▶ Exercise instructions
Omit every picture and output the rest of the records exactly as they are.

+++++

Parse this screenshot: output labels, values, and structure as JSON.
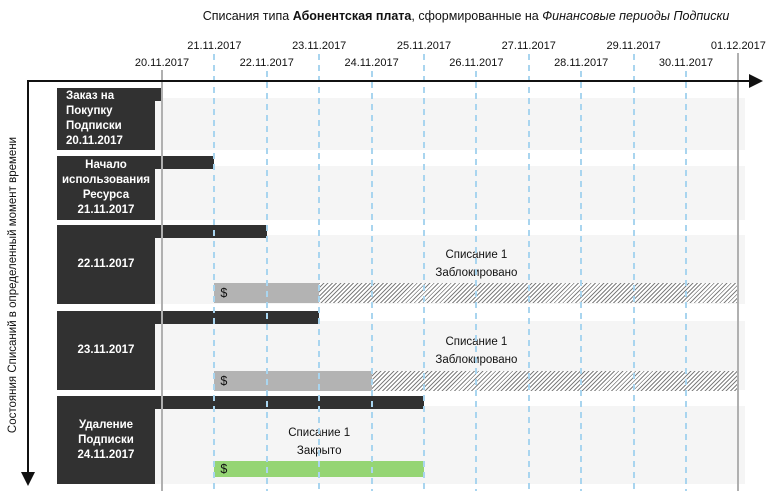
{
  "title": {
    "part1": "Списания типа ",
    "bold": "Абонентская плата",
    "part2": ", сформированные на ",
    "italic": "Финансовые периоды Подписки"
  },
  "y_axis_label": "Состояния Списаний в определенный момент времени",
  "colors": {
    "dark": "#313131",
    "row_band": "#f5f5f5",
    "gray_bar": "#b3b3b3",
    "green_bar": "#95d574",
    "dashed_tick_blue": "#a9d5ef",
    "solid_tick_gray": "#b0b0b0",
    "hatch_line": "#808080",
    "text": "#111111"
  },
  "timeline": {
    "ticks": [
      {
        "label": "20.11.2017",
        "day": 0,
        "label_row": "bottom",
        "line": "solid"
      },
      {
        "label": "21.11.2017",
        "day": 1,
        "label_row": "top",
        "line": "dashed"
      },
      {
        "label": "22.11.2017",
        "day": 2,
        "label_row": "bottom",
        "line": "dashed"
      },
      {
        "label": "23.11.2017",
        "day": 3,
        "label_row": "top",
        "line": "dashed"
      },
      {
        "label": "24.11.2017",
        "day": 4,
        "label_row": "bottom",
        "line": "dashed"
      },
      {
        "label": "25.11.2017",
        "day": 5,
        "label_row": "top",
        "line": "dashed"
      },
      {
        "label": "26.11.2017",
        "day": 6,
        "label_row": "bottom",
        "line": "dashed"
      },
      {
        "label": "27.11.2017",
        "day": 7,
        "label_row": "top",
        "line": "dashed"
      },
      {
        "label": "28.11.2017",
        "day": 8,
        "label_row": "bottom",
        "line": "dashed"
      },
      {
        "label": "29.11.2017",
        "day": 9,
        "label_row": "top",
        "line": "dashed"
      },
      {
        "label": "30.11.2017",
        "day": 10,
        "label_row": "bottom",
        "line": "dashed"
      },
      {
        "label": "01.12.2017",
        "day": 11,
        "label_row": "top",
        "line": "solid"
      }
    ]
  },
  "rows": [
    {
      "name": "subscription-purchase-order",
      "box_lines": [
        "Заказ на",
        "Покупку",
        "Подписки",
        "20.11.2017"
      ],
      "box_align": "left",
      "period_from_day": 0,
      "period_to_day": 0,
      "charge": null
    },
    {
      "name": "resource-usage-start",
      "box_lines": [
        "Начало",
        "использования",
        "Ресурса",
        "21.11.2017"
      ],
      "box_align": "center",
      "period_from_day": 0,
      "period_to_day": 1,
      "charge": null
    },
    {
      "name": "state-22-11-2017",
      "box_lines": [
        "22.11.2017"
      ],
      "box_align": "center",
      "period_from_day": 0,
      "period_to_day": 2,
      "charge": {
        "label": "Списание 1",
        "status": "Заблокировано",
        "kind": "blocked",
        "money_symbol": "$",
        "solid_from_day": 1,
        "solid_to_day": 3,
        "hatch_to_day": 11
      }
    },
    {
      "name": "state-23-11-2017",
      "box_lines": [
        "23.11.2017"
      ],
      "box_align": "center",
      "period_from_day": 0,
      "period_to_day": 3,
      "charge": {
        "label": "Списание 1",
        "status": "Заблокировано",
        "kind": "blocked",
        "money_symbol": "$",
        "solid_from_day": 1,
        "solid_to_day": 4,
        "hatch_to_day": 11
      }
    },
    {
      "name": "subscription-deletion",
      "box_lines": [
        "Удаление",
        "Подписки",
        "24.11.2017"
      ],
      "box_align": "center",
      "period_from_day": 0,
      "period_to_day": 5,
      "charge": {
        "label": "Списание 1",
        "status": "Закрыто",
        "kind": "closed",
        "money_symbol": "$",
        "solid_from_day": 1,
        "solid_to_day": 5,
        "hatch_to_day": null
      }
    }
  ]
}
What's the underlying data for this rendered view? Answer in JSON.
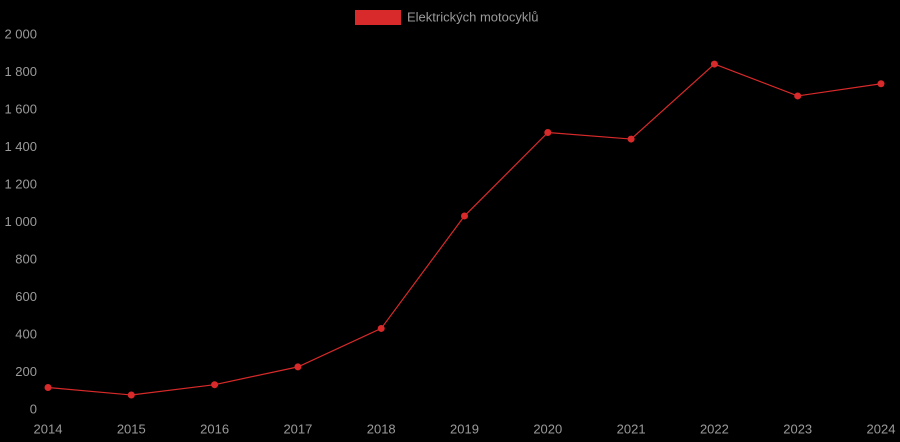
{
  "chart_data": {
    "type": "line",
    "categories": [
      "2014",
      "2015",
      "2016",
      "2017",
      "2018",
      "2019",
      "2020",
      "2021",
      "2022",
      "2023",
      "2024"
    ],
    "series": [
      {
        "name": "Elektrických motocyklů",
        "color": "#d82a2a",
        "values": [
          120,
          80,
          135,
          230,
          435,
          1035,
          1480,
          1445,
          1845,
          1675,
          1740
        ]
      }
    ],
    "ylim": [
      0,
      2000
    ],
    "yticks": [
      0,
      200,
      400,
      600,
      800,
      {
        "value": 1000,
        "label": "1 000"
      },
      {
        "value": 1200,
        "label": "1 200"
      },
      {
        "value": 1400,
        "label": "1 400"
      },
      {
        "value": 1600,
        "label": "1 600"
      },
      {
        "value": 1800,
        "label": "1 800"
      },
      {
        "value": 2000,
        "label": "2 000"
      }
    ],
    "grid": false,
    "legend": "top"
  }
}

+++++

▶ Completed exercise
Parse this screenshot: output labels, values, and structure as JSON.
{
  "title": {
    "part1": "Списания типа ",
    "bold": "Абонентская плата",
    "part2": ", сформированные на ",
    "italic": "Финансовые периоды Подписки"
  },
  "y_axis_label": "Состояния Списаний в определенный момент времени",
  "colors": {
    "dark": "#313131",
    "row_band": "#f5f5f5",
    "gray_bar": "#b3b3b3",
    "green_bar": "#95d574",
    "dashed_tick_blue": "#a9d5ef",
    "solid_tick_gray": "#b0b0b0",
    "hatch_line": "#808080",
    "text": "#111111"
  },
  "timeline": {
    "ticks": [
      {
        "label": "20.11.2017",
        "day": 0,
        "label_row": "bottom",
        "line": "solid"
      },
      {
        "label": "21.11.2017",
        "day": 1,
        "label_row": "top",
        "line": "dashed"
      },
      {
        "label": "22.11.2017",
        "day": 2,
        "label_row": "bottom",
        "line": "dashed"
      },
      {
        "label": "23.11.2017",
        "day": 3,
        "label_row": "top",
        "line": "dashed"
      },
      {
        "label": "24.11.2017",
        "day": 4,
        "label_row": "bottom",
        "line": "dashed"
      },
      {
        "label": "25.11.2017",
        "day": 5,
        "label_row": "top",
        "line": "dashed"
      },
      {
        "label": "26.11.2017",
        "day": 6,
        "label_row": "bottom",
        "line": "dashed"
      },
      {
        "label": "27.11.2017",
        "day": 7,
        "label_row": "top",
        "line": "dashed"
      },
      {
        "label": "28.11.2017",
        "day": 8,
        "label_row": "bottom",
        "line": "dashed"
      },
      {
        "label": "29.11.2017",
        "day": 9,
        "label_row": "top",
        "line": "dashed"
      },
      {
        "label": "30.11.2017",
        "day": 10,
        "label_row": "bottom",
        "line": "dashed"
      },
      {
        "label": "01.12.2017",
        "day": 11,
        "label_row": "top",
        "line": "solid"
      }
    ]
  },
  "rows": [
    {
      "name": "subscription-purchase-order",
      "box_lines": [
        "Заказ на",
        "Покупку",
        "Подписки",
        "20.11.2017"
      ],
      "box_align": "left",
      "period_from_day": 0,
      "period_to_day": 0,
      "charge": null
    },
    {
      "name": "resource-usage-start",
      "box_lines": [
        "Начало",
        "использования",
        "Ресурса",
        "21.11.2017"
      ],
      "box_align": "center",
      "period_from_day": 0,
      "period_to_day": 1,
      "charge": null
    },
    {
      "name": "state-22-11-2017",
      "box_lines": [
        "22.11.2017"
      ],
      "box_align": "center",
      "period_from_day": 0,
      "period_to_day": 2,
      "charge": {
        "label": "Списание 1",
        "status": "Заблокировано",
        "kind": "blocked",
        "money_symbol": "$",
        "solid_from_day": 1,
        "solid_to_day": 3,
        "hatch_to_day": 11
      }
    },
    {
      "name": "state-23-11-2017",
      "box_lines": [
        "23.11.2017"
      ],
      "box_align": "center",
      "period_from_day": 0,
      "period_to_day": 3,
      "charge": {
        "label": "Списание 1",
        "status": "Заблокировано",
        "kind": "blocked",
        "money_symbol": "$",
        "solid_from_day": 1,
        "solid_to_day": 4,
        "hatch_to_day": 11
      }
    },
    {
      "name": "subscription-deletion",
      "box_lines": [
        "Удаление",
        "Подписки",
        "24.11.2017"
      ],
      "box_align": "center",
      "period_from_day": 0,
      "period_to_day": 5,
      "charge": {
        "label": "Списание 1",
        "status": "Закрыто",
        "kind": "closed",
        "money_symbol": "$",
        "solid_from_day": 1,
        "solid_to_day": 5,
        "hatch_to_day": null
      }
    }
  ]
}
What's the underlying data for this rendered view? Answer in JSON.
{
  "chart_data": {
    "type": "line",
    "categories": [
      "2014",
      "2015",
      "2016",
      "2017",
      "2018",
      "2019",
      "2020",
      "2021",
      "2022",
      "2023",
      "2024"
    ],
    "series": [
      {
        "name": "Elektrických motocyklů",
        "color": "#d82a2a",
        "values": [
          120,
          80,
          135,
          230,
          435,
          1035,
          1480,
          1445,
          1845,
          1675,
          1740
        ]
      }
    ],
    "ylim": [
      0,
      2000
    ],
    "yticks": [
      0,
      200,
      400,
      600,
      800,
      {
        "value": 1000,
        "label": "1 000"
      },
      {
        "value": 1200,
        "label": "1 200"
      },
      {
        "value": 1400,
        "label": "1 400"
      },
      {
        "value": 1600,
        "label": "1 600"
      },
      {
        "value": 1800,
        "label": "1 800"
      },
      {
        "value": 2000,
        "label": "2 000"
      }
    ],
    "grid": false,
    "legend": "top"
  }
}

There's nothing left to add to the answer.